## Record excerpts
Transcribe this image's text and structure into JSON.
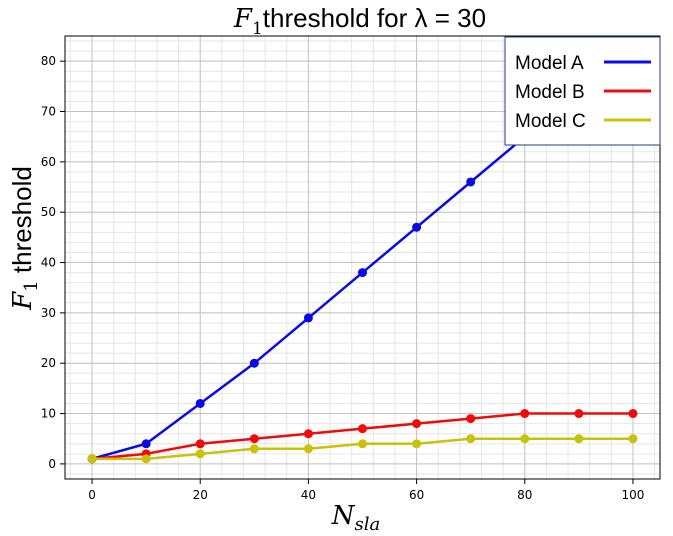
{
  "chart_data": {
    "type": "line",
    "title": {
      "symbol": "F",
      "subscript": "1",
      "text": "threshold for λ = 30"
    },
    "xlabel": {
      "symbol": "N",
      "subscript": "sla"
    },
    "ylabel": {
      "symbol": "F",
      "subscript": "1",
      "text": " threshold"
    },
    "x": [
      0,
      10,
      20,
      30,
      40,
      50,
      60,
      70,
      80,
      90,
      100
    ],
    "xlim": [
      -5,
      105
    ],
    "ylim": [
      -3,
      85
    ],
    "xticks": [
      0,
      20,
      40,
      60,
      80,
      100
    ],
    "yticks": [
      0,
      10,
      20,
      30,
      40,
      50,
      60,
      70,
      80
    ],
    "grid": true,
    "legend_position": "top-right",
    "series": [
      {
        "name": "Model A",
        "color": "#0a0ae6",
        "values": [
          1,
          4,
          12,
          20,
          29,
          38,
          47,
          56,
          65,
          74,
          83
        ]
      },
      {
        "name": "Model B",
        "color": "#ef0b0b",
        "values": [
          1,
          2,
          4,
          5,
          6,
          7,
          8,
          9,
          10,
          10,
          10
        ]
      },
      {
        "name": "Model C",
        "color": "#c8c20a",
        "values": [
          1,
          1,
          2,
          3,
          3,
          4,
          4,
          5,
          5,
          5,
          5
        ]
      }
    ]
  }
}
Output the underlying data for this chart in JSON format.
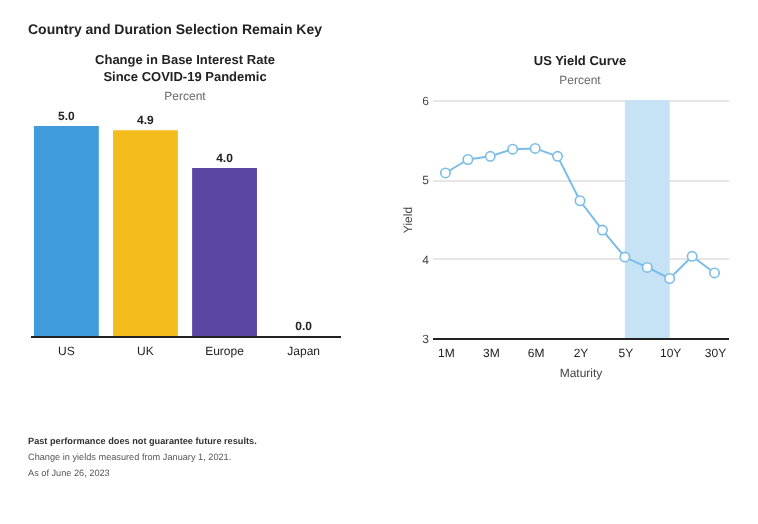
{
  "chart_data": [
    {
      "type": "other",
      "title": "Country and Duration Selection Remain Key",
      "annotations": [
        "Past performance does not guarantee future results.",
        "Change in yields measured from January 1, 2021.",
        "As of June 26, 2023"
      ]
    },
    {
      "type": "bar",
      "title": "Change in Base Interest Rate\nSince COVID-19 Pandemic",
      "subtitle": "Percent",
      "categories": [
        "US",
        "UK",
        "Europe",
        "Japan"
      ],
      "values": [
        5.0,
        4.9,
        4.0,
        0.0
      ],
      "colors": [
        "#3f9bdc",
        "#f5bd1b",
        "#5b46a3",
        "#333333"
      ],
      "value_labels": [
        "5.0",
        "4.9",
        "4.0",
        "0.0"
      ]
    },
    {
      "type": "line",
      "title": "US Yield Curve",
      "subtitle": "Percent",
      "xlabel": "Maturity",
      "ylabel": "Yield",
      "categories": [
        "1M",
        null,
        "3M",
        null,
        "6M",
        null,
        "2Y",
        null,
        "5Y",
        null,
        "10Y",
        null,
        "30Y"
      ],
      "series": [
        {
          "color": "#7bbde8",
          "values": [
            5.08,
            5.25,
            5.29,
            5.38,
            5.39,
            5.29,
            4.73,
            4.36,
            4.02,
            3.89,
            3.75,
            4.03,
            3.82
          ]
        }
      ],
      "ylim": [
        3,
        6
      ],
      "yticks": [
        3,
        4,
        5,
        6
      ],
      "grid": "y",
      "marker": "circle",
      "bands": [
        {
          "axis": "x",
          "from": "5Y",
          "to": "10Y",
          "color": "#c5e3f5"
        }
      ]
    }
  ]
}
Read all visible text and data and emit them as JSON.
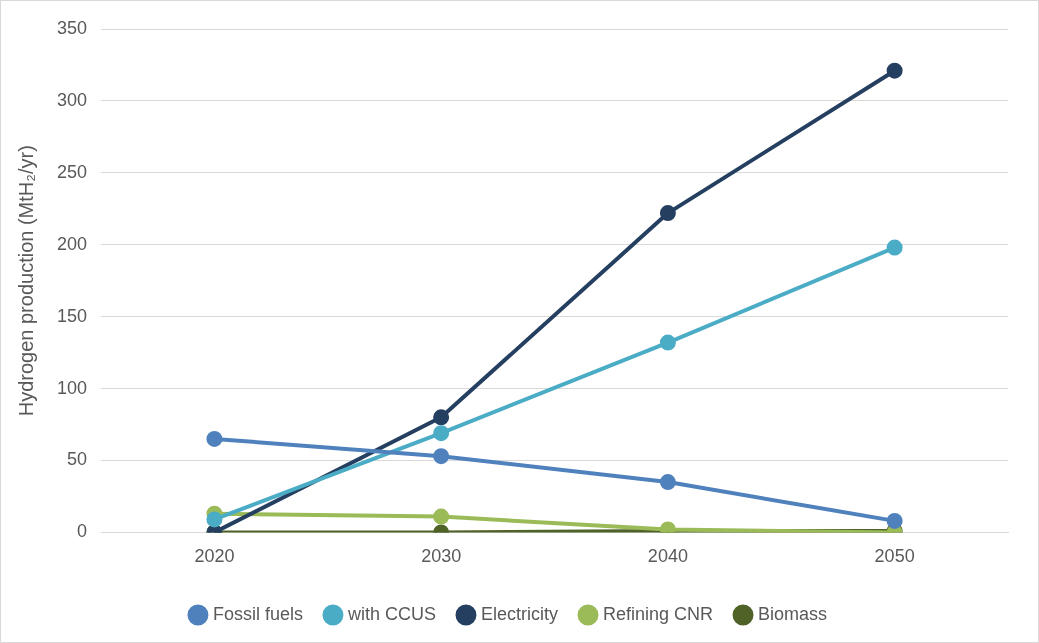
{
  "chart_data": {
    "type": "line",
    "ylabel": "Hydrogen production (MtH₂/yr)",
    "categories": [
      "2020",
      "2030",
      "2040",
      "2050"
    ],
    "series": [
      {
        "name": "Fossil fuels",
        "color": "#4f81bd",
        "values": [
          65,
          53,
          35,
          8
        ]
      },
      {
        "name": "with CCUS",
        "color": "#4bacc6",
        "values": [
          9,
          69,
          132,
          198
        ]
      },
      {
        "name": "Electricity",
        "color": "#243f60",
        "values": [
          0,
          80,
          222,
          321
        ]
      },
      {
        "name": "Refining CNR",
        "color": "#9bbb59",
        "values": [
          13,
          11,
          2,
          0
        ]
      },
      {
        "name": "Biomass",
        "color": "#4f6228",
        "values": [
          0,
          0,
          1,
          1
        ]
      }
    ],
    "ylim": [
      0,
      350
    ],
    "yticks": [
      0,
      50,
      100,
      150,
      200,
      250,
      300,
      350
    ],
    "grid": "y",
    "legend": "bottom",
    "marker": "circle",
    "line_style": "solid"
  }
}
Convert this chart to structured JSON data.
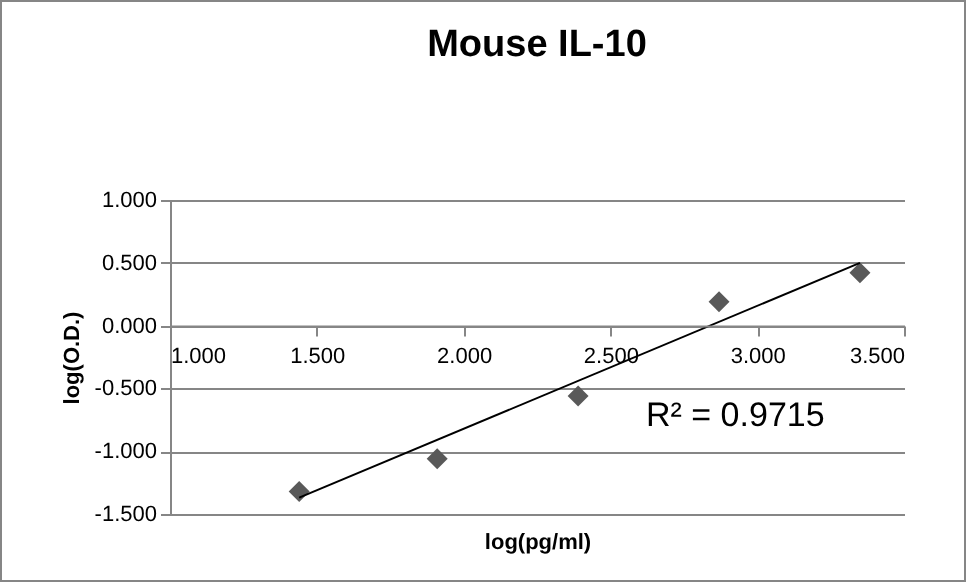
{
  "chart_data": {
    "type": "scatter",
    "title": "Mouse IL-10",
    "xlabel": "log(pg/ml)",
    "ylabel": "log(O.D.)",
    "xlim": [
      1.0,
      3.5
    ],
    "xticks": [
      {
        "value": 1.0,
        "label": "1.000"
      },
      {
        "value": 1.5,
        "label": "1.500"
      },
      {
        "value": 2.0,
        "label": "2.000"
      },
      {
        "value": 2.5,
        "label": "2.500"
      },
      {
        "value": 3.0,
        "label": "3.000"
      },
      {
        "value": 3.5,
        "label": "3.500"
      }
    ],
    "ylim": [
      -1.5,
      1.0
    ],
    "yticks": [
      {
        "value": -1.5,
        "label": "-1.500"
      },
      {
        "value": -1.0,
        "label": "-1.000"
      },
      {
        "value": -0.5,
        "label": "-0.500"
      },
      {
        "value": 0,
        "label": "0.000"
      },
      {
        "value": 0.5,
        "label": "0.500"
      },
      {
        "value": 1.0,
        "label": "1.000"
      }
    ],
    "grid": "y",
    "series": [
      {
        "color": "#595959",
        "marker": "diamond",
        "x": [
          1.44,
          1.91,
          2.39,
          2.87,
          3.35
        ],
        "values": [
          -1.32,
          -1.06,
          -0.56,
          0.19,
          0.42
        ]
      },
      {
        "type": "line",
        "color": "#000000",
        "x": [
          1.44,
          3.35
        ],
        "values": [
          -1.37,
          0.5
        ]
      }
    ],
    "annotations": [
      "R² = 0.9715"
    ]
  }
}
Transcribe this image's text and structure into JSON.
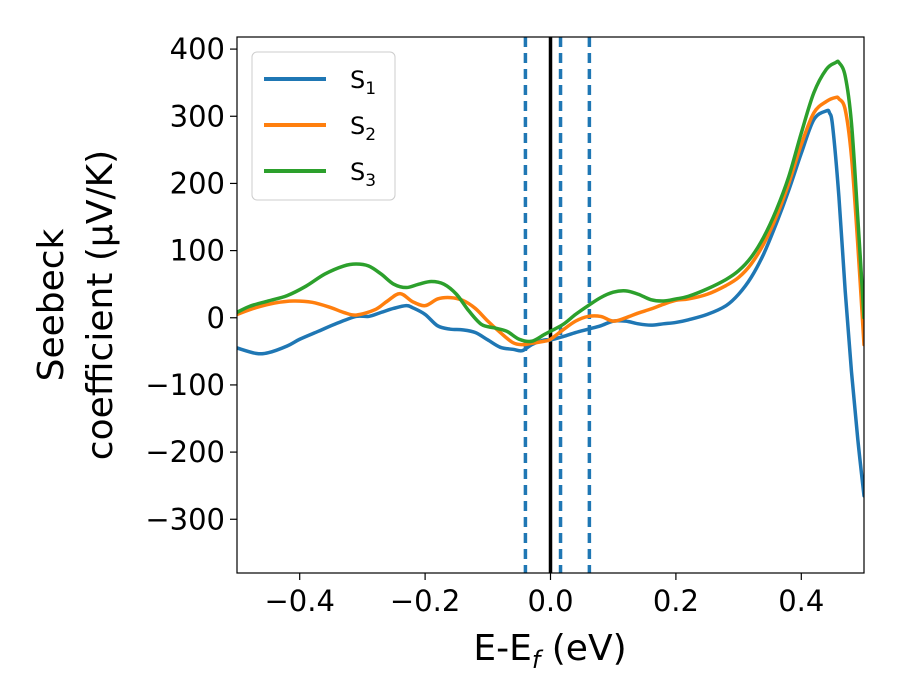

## Task brief
Print every entry exactly as written, without the pictures.

## Expected answer
Transcribe this image's text and structure into JSON.
{
  "chart_data": {
    "type": "line",
    "title": {
      "symbol": "F",
      "subscript": "1",
      "text": "threshold for λ = 30"
    },
    "xlabel": {
      "symbol": "N",
      "subscript": "sla"
    },
    "ylabel": {
      "symbol": "F",
      "subscript": "1",
      "text": " threshold"
    },
    "x": [
      0,
      10,
      20,
      30,
      40,
      50,
      60,
      70,
      80,
      90,
      100
    ],
    "xlim": [
      -5,
      105
    ],
    "ylim": [
      -3,
      85
    ],
    "xticks": [
      0,
      20,
      40,
      60,
      80,
      100
    ],
    "yticks": [
      0,
      10,
      20,
      30,
      40,
      50,
      60,
      70,
      80
    ],
    "grid": true,
    "legend_position": "top-right",
    "series": [
      {
        "name": "Model A",
        "color": "#0a0ae6",
        "values": [
          1,
          4,
          12,
          20,
          29,
          38,
          47,
          56,
          65,
          74,
          83
        ]
      },
      {
        "name": "Model B",
        "color": "#ef0b0b",
        "values": [
          1,
          2,
          4,
          5,
          6,
          7,
          8,
          9,
          10,
          10,
          10
        ]
      },
      {
        "name": "Model C",
        "color": "#c8c20a",
        "values": [
          1,
          1,
          2,
          3,
          3,
          4,
          4,
          5,
          5,
          5,
          5
        ]
      }
    ]
  }
}
Output the underlying data for this chart in JSON format.
{
  "chart_data": [
    {
      "type": "other",
      "title": "Country and Duration Selection Remain Key",
      "annotations": [
        "Past performance does not guarantee future results.",
        "Change in yields measured from January 1, 2021.",
        "As of June 26, 2023"
      ]
    },
    {
      "type": "bar",
      "title": "Change in Base Interest Rate\nSince COVID-19 Pandemic",
      "subtitle": "Percent",
      "categories": [
        "US",
        "UK",
        "Europe",
        "Japan"
      ],
      "values": [
        5.0,
        4.9,
        4.0,
        0.0
      ],
      "colors": [
        "#3f9bdc",
        "#f5bd1b",
        "#5b46a3",
        "#333333"
      ],
      "value_labels": [
        "5.0",
        "4.9",
        "4.0",
        "0.0"
      ]
    },
    {
      "type": "line",
      "title": "US Yield Curve",
      "subtitle": "Percent",
      "xlabel": "Maturity",
      "ylabel": "Yield",
      "categories": [
        "1M",
        null,
        "3M",
        null,
        "6M",
        null,
        "2Y",
        null,
        "5Y",
        null,
        "10Y",
        null,
        "30Y"
      ],
      "series": [
        {
          "color": "#7bbde8",
          "values": [
            5.08,
            5.25,
            5.29,
            5.38,
            5.39,
            5.29,
            4.73,
            4.36,
            4.02,
            3.89,
            3.75,
            4.03,
            3.82
          ]
        }
      ],
      "ylim": [
        3,
        6
      ],
      "yticks": [
        3,
        4,
        5,
        6
      ],
      "grid": "y",
      "marker": "circle",
      "bands": [
        {
          "axis": "x",
          "from": "5Y",
          "to": "10Y",
          "color": "#c5e3f5"
        }
      ]
    }
  ]
}
Read all visible text and data and emit them as JSON.
{
  "chart_data": {
    "type": "line",
    "ylabel": "Hydrogen production (MtH₂/yr)",
    "categories": [
      "2020",
      "2030",
      "2040",
      "2050"
    ],
    "series": [
      {
        "name": "Fossil fuels",
        "color": "#4f81bd",
        "values": [
          65,
          53,
          35,
          8
        ]
      },
      {
        "name": "with CCUS",
        "color": "#4bacc6",
        "values": [
          9,
          69,
          132,
          198
        ]
      },
      {
        "name": "Electricity",
        "color": "#243f60",
        "values": [
          0,
          80,
          222,
          321
        ]
      },
      {
        "name": "Refining CNR",
        "color": "#9bbb59",
        "values": [
          13,
          11,
          2,
          0
        ]
      },
      {
        "name": "Biomass",
        "color": "#4f6228",
        "values": [
          0,
          0,
          1,
          1
        ]
      }
    ],
    "ylim": [
      0,
      350
    ],
    "yticks": [
      0,
      50,
      100,
      150,
      200,
      250,
      300,
      350
    ],
    "grid": "y",
    "legend": "bottom",
    "marker": "circle",
    "line_style": "solid"
  }
}
Convert this chart to structured JSON data.
{
  "chart_data": {
    "type": "scatter",
    "title": "Mouse IL-10",
    "xlabel": "log(pg/ml)",
    "ylabel": "log(O.D.)",
    "xlim": [
      1.0,
      3.5
    ],
    "xticks": [
      {
        "value": 1.0,
        "label": "1.000"
      },
      {
        "value": 1.5,
        "label": "1.500"
      },
      {
        "value": 2.0,
        "label": "2.000"
      },
      {
        "value": 2.5,
        "label": "2.500"
      },
      {
        "value": 3.0,
        "label": "3.000"
      },
      {
        "value": 3.5,
        "label": "3.500"
      }
    ],
    "ylim": [
      -1.5,
      1.0
    ],
    "yticks": [
      {
        "value": -1.5,
        "label": "-1.500"
      },
      {
        "value": -1.0,
        "label": "-1.000"
      },
      {
        "value": -0.5,
        "label": "-0.500"
      },
      {
        "value": 0,
        "label": "0.000"
      },
      {
        "value": 0.5,
        "label": "0.500"
      },
      {
        "value": 1.0,
        "label": "1.000"
      }
    ],
    "grid": "y",
    "series": [
      {
        "color": "#595959",
        "marker": "diamond",
        "x": [
          1.44,
          1.91,
          2.39,
          2.87,
          3.35
        ],
        "values": [
          -1.32,
          -1.06,
          -0.56,
          0.19,
          0.42
        ]
      },
      {
        "type": "line",
        "color": "#000000",
        "x": [
          1.44,
          3.35
        ],
        "values": [
          -1.37,
          0.5
        ]
      }
    ],
    "annotations": [
      "R² = 0.9715"
    ]
  }
}
Transcribe this image's text and structure into JSON.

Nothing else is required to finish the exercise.